**Stated exercise**
Rewrite the listing from its first line through the line containing "sunset-time: 5:01 PM", renaming "wind-value" to "wind-speed" and leaving everything else unchanged.

(Bounding box annotations)
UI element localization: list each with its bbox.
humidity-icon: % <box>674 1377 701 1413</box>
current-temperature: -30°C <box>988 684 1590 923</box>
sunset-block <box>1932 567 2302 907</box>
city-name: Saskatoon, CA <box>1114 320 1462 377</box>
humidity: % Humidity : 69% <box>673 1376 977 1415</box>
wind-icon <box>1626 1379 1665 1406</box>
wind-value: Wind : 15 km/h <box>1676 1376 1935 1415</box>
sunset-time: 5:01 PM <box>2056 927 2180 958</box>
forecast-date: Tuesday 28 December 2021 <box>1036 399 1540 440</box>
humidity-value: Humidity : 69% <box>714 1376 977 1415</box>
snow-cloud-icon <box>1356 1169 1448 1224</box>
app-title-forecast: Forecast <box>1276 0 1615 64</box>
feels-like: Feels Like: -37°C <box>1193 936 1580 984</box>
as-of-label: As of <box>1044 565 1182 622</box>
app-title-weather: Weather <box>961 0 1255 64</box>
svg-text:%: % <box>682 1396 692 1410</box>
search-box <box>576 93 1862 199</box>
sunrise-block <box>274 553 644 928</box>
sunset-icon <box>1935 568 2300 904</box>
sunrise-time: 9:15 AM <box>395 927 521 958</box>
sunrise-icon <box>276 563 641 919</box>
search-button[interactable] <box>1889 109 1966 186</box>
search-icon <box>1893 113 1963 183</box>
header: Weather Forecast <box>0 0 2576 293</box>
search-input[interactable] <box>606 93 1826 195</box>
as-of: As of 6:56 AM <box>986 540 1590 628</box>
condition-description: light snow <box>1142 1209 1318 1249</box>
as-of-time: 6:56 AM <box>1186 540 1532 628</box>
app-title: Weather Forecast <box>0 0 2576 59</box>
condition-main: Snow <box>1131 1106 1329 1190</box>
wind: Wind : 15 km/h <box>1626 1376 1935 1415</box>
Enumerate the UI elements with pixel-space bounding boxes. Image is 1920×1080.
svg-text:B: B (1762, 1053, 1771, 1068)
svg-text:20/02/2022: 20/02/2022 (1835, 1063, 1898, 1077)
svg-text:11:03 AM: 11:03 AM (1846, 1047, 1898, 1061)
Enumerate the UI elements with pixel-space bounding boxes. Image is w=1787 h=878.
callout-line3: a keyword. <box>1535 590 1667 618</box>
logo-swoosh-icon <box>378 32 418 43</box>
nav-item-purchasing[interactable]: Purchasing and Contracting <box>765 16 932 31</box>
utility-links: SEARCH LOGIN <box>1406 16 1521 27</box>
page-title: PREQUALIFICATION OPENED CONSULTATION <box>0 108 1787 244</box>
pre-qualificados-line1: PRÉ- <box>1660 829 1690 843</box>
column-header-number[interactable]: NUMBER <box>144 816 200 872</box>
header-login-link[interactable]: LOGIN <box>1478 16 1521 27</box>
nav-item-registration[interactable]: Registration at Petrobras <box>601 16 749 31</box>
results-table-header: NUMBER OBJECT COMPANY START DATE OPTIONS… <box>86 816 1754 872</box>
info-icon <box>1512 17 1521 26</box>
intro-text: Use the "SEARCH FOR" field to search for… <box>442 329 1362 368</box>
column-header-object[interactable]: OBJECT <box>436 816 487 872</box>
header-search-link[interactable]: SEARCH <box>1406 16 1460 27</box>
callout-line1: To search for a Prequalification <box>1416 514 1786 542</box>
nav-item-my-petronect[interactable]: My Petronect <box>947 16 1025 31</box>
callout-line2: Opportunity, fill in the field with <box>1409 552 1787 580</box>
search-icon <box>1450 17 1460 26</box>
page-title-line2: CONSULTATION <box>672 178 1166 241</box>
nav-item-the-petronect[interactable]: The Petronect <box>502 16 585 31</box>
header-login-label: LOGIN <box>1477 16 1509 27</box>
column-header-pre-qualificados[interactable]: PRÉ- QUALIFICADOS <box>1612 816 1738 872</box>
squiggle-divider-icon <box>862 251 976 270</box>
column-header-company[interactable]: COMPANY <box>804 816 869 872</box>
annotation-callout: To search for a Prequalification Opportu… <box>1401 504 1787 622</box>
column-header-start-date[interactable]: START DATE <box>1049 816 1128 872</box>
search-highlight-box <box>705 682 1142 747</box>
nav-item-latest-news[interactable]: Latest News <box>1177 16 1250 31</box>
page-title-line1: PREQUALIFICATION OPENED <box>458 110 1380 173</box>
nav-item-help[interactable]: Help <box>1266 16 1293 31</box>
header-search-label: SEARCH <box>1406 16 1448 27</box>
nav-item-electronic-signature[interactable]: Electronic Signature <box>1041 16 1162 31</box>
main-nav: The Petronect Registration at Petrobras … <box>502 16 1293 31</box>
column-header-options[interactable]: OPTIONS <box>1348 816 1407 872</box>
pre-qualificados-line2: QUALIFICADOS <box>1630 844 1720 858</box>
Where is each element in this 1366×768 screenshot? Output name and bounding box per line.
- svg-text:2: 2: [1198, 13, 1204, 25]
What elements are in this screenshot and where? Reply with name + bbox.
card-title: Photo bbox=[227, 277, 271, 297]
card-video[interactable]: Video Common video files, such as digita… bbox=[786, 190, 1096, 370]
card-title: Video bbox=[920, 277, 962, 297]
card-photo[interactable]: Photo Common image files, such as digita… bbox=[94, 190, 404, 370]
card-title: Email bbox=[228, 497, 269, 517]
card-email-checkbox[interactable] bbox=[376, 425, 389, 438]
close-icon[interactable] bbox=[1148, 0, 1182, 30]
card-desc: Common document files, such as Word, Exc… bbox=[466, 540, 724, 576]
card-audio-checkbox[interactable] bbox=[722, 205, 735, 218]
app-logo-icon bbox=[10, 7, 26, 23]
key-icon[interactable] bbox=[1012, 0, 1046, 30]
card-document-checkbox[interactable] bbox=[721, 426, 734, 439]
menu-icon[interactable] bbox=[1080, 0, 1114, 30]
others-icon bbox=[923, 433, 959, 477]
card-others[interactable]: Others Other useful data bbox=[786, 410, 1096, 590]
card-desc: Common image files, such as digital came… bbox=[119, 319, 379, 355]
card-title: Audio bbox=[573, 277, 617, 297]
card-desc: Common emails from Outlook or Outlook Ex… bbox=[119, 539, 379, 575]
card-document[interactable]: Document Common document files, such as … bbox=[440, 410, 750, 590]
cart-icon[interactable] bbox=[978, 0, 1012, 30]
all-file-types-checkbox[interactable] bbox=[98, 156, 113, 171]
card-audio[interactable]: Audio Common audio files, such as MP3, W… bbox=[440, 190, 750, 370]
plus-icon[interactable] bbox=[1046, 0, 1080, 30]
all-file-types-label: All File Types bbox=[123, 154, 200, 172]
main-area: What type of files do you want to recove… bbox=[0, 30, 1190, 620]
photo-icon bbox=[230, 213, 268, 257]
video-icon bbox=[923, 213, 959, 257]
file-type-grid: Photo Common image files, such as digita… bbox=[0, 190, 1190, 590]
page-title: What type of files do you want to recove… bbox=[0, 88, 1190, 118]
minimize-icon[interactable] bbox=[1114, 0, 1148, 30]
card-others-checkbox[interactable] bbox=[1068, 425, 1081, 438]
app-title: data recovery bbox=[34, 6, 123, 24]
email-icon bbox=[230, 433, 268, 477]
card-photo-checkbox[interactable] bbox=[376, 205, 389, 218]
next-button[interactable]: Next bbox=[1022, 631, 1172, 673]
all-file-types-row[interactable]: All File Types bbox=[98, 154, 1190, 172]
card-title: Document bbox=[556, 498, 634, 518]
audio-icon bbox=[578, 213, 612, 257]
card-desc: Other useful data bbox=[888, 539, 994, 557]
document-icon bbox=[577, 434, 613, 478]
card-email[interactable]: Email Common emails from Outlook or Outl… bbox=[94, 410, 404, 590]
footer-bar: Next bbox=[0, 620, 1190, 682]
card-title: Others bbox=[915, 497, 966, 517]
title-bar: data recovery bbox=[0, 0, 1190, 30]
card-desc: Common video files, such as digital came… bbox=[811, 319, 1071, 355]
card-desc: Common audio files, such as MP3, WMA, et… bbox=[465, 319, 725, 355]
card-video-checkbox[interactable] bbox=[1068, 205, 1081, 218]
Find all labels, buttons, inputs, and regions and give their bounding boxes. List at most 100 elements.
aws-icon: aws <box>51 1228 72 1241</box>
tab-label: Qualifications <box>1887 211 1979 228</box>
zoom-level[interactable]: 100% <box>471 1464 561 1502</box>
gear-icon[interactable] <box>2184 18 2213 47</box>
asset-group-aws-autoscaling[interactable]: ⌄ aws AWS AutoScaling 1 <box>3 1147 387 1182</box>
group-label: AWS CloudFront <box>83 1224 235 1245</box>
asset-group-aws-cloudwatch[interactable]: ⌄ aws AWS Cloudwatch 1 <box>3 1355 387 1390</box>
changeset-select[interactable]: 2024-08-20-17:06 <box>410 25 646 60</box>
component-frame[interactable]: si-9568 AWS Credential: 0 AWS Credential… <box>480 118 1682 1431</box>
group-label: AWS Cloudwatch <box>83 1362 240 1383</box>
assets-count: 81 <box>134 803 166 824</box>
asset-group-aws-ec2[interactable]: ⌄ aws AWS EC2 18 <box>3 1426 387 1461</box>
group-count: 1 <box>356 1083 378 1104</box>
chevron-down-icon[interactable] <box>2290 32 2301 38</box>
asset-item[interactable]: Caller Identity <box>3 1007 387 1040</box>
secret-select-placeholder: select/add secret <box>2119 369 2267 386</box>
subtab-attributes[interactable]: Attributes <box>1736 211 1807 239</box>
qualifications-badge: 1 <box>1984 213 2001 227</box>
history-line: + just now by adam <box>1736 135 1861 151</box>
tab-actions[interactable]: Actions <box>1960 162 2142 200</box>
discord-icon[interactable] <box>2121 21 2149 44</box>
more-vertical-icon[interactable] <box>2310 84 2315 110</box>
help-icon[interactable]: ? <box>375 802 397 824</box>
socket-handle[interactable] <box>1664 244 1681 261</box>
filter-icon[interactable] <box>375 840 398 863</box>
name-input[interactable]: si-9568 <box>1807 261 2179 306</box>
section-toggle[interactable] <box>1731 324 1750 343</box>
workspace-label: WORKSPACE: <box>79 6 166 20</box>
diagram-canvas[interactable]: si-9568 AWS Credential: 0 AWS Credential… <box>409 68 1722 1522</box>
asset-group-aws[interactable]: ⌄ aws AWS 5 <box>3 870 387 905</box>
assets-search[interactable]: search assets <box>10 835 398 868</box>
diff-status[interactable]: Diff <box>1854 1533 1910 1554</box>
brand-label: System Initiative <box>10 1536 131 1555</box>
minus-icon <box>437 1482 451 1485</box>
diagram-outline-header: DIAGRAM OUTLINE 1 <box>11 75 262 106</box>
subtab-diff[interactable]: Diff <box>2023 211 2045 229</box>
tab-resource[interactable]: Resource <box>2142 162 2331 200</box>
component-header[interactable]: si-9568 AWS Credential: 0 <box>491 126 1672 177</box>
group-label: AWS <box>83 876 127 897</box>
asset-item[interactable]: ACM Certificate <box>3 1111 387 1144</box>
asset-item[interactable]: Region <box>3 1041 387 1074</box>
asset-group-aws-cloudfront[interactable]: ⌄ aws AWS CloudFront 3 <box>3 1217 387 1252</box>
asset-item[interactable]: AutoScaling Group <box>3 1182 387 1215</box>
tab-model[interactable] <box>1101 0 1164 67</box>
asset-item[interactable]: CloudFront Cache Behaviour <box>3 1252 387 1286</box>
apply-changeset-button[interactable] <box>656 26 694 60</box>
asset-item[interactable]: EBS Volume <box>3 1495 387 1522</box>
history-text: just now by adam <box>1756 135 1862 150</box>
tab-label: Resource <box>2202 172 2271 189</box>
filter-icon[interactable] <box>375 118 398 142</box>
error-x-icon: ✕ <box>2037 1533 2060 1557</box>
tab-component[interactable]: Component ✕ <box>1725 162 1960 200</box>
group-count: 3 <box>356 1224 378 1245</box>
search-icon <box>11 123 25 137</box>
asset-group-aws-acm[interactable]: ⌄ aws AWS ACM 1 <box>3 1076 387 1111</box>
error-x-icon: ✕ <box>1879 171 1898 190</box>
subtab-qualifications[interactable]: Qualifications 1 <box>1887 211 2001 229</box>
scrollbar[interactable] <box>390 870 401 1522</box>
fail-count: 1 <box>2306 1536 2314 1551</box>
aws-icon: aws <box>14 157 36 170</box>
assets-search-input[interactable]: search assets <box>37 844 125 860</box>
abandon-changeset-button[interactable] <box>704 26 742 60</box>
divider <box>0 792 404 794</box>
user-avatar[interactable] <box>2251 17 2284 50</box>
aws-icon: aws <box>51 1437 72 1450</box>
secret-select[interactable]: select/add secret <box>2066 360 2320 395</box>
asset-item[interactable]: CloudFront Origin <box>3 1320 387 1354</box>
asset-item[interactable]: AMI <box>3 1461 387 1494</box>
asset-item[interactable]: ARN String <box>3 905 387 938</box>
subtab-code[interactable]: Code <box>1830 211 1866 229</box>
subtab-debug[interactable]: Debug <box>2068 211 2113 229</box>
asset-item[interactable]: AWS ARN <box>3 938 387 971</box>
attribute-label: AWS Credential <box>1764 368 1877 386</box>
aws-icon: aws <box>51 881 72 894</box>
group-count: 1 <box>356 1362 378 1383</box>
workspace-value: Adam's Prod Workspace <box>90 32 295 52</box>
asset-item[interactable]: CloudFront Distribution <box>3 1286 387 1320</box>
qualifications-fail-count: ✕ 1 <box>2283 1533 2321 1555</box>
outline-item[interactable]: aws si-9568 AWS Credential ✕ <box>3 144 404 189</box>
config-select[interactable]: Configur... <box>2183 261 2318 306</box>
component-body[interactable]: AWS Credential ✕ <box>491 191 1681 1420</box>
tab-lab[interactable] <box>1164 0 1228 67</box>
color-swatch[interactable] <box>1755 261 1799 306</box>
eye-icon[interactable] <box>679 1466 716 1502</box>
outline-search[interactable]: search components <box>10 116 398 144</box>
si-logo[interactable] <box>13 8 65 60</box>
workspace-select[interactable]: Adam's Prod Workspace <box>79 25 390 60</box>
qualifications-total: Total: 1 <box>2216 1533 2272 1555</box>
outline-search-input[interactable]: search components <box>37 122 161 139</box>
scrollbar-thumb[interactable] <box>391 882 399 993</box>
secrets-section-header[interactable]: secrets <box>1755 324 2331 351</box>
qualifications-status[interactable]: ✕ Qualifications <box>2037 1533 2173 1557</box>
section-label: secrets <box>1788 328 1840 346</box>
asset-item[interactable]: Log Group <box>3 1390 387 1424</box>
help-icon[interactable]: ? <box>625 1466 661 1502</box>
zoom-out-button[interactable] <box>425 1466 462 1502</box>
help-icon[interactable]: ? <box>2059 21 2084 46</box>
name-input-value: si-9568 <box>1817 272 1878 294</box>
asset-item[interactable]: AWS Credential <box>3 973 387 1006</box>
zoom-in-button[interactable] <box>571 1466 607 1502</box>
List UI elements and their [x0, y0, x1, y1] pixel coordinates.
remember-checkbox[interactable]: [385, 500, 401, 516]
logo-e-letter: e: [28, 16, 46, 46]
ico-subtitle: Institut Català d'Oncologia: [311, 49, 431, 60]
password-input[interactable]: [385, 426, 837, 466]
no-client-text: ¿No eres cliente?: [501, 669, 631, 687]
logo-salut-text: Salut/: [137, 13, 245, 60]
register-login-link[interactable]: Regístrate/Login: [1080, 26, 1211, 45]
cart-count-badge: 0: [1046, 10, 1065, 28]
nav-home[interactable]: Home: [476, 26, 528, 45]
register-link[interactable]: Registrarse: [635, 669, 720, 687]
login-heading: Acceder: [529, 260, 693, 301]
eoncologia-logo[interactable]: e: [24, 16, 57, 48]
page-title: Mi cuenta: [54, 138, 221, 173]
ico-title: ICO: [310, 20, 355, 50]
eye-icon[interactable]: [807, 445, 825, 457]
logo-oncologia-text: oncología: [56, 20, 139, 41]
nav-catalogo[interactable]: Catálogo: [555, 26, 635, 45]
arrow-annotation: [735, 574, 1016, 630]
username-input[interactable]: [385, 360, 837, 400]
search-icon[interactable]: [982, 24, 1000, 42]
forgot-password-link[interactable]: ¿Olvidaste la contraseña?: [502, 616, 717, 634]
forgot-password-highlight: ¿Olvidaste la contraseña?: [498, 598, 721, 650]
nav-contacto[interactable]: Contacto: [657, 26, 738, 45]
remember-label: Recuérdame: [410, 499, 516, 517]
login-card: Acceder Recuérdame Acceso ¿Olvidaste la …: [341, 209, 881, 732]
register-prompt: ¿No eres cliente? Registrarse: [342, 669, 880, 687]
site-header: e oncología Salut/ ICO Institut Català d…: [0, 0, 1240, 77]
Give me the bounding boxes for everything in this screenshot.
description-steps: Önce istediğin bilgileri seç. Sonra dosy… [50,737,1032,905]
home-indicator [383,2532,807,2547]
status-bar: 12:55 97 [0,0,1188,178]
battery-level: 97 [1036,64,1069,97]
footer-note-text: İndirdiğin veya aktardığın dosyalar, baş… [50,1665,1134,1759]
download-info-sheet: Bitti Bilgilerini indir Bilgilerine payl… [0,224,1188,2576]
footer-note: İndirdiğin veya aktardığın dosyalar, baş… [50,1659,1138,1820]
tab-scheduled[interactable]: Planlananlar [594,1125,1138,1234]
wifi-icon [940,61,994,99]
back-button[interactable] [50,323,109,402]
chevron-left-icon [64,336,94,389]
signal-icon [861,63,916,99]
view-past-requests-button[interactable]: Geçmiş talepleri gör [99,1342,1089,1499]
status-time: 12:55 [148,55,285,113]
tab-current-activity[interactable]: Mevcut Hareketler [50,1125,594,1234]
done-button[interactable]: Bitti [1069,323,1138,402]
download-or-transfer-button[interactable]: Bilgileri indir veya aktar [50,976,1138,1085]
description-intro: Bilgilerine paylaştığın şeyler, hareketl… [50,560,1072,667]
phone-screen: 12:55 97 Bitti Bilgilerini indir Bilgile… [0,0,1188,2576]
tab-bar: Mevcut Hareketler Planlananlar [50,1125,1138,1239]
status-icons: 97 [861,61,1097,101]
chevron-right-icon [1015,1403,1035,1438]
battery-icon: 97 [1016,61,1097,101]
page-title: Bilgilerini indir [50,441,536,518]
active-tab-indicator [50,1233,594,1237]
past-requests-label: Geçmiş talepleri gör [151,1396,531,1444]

**In response**
UI element localization: list each with its bbox.
humidity-icon: % <box>674 1377 701 1413</box>
current-temperature: -30°C <box>988 684 1590 923</box>
sunset-block <box>1932 567 2302 907</box>
city-name: Saskatoon, CA <box>1114 320 1462 377</box>
humidity: % Humidity : 69% <box>673 1376 977 1415</box>
wind-icon <box>1626 1379 1665 1406</box>
wind-speed: Wind : 15 km/h <box>1676 1376 1935 1415</box>
sunset-time: 5:01 PM <box>2056 927 2180 958</box>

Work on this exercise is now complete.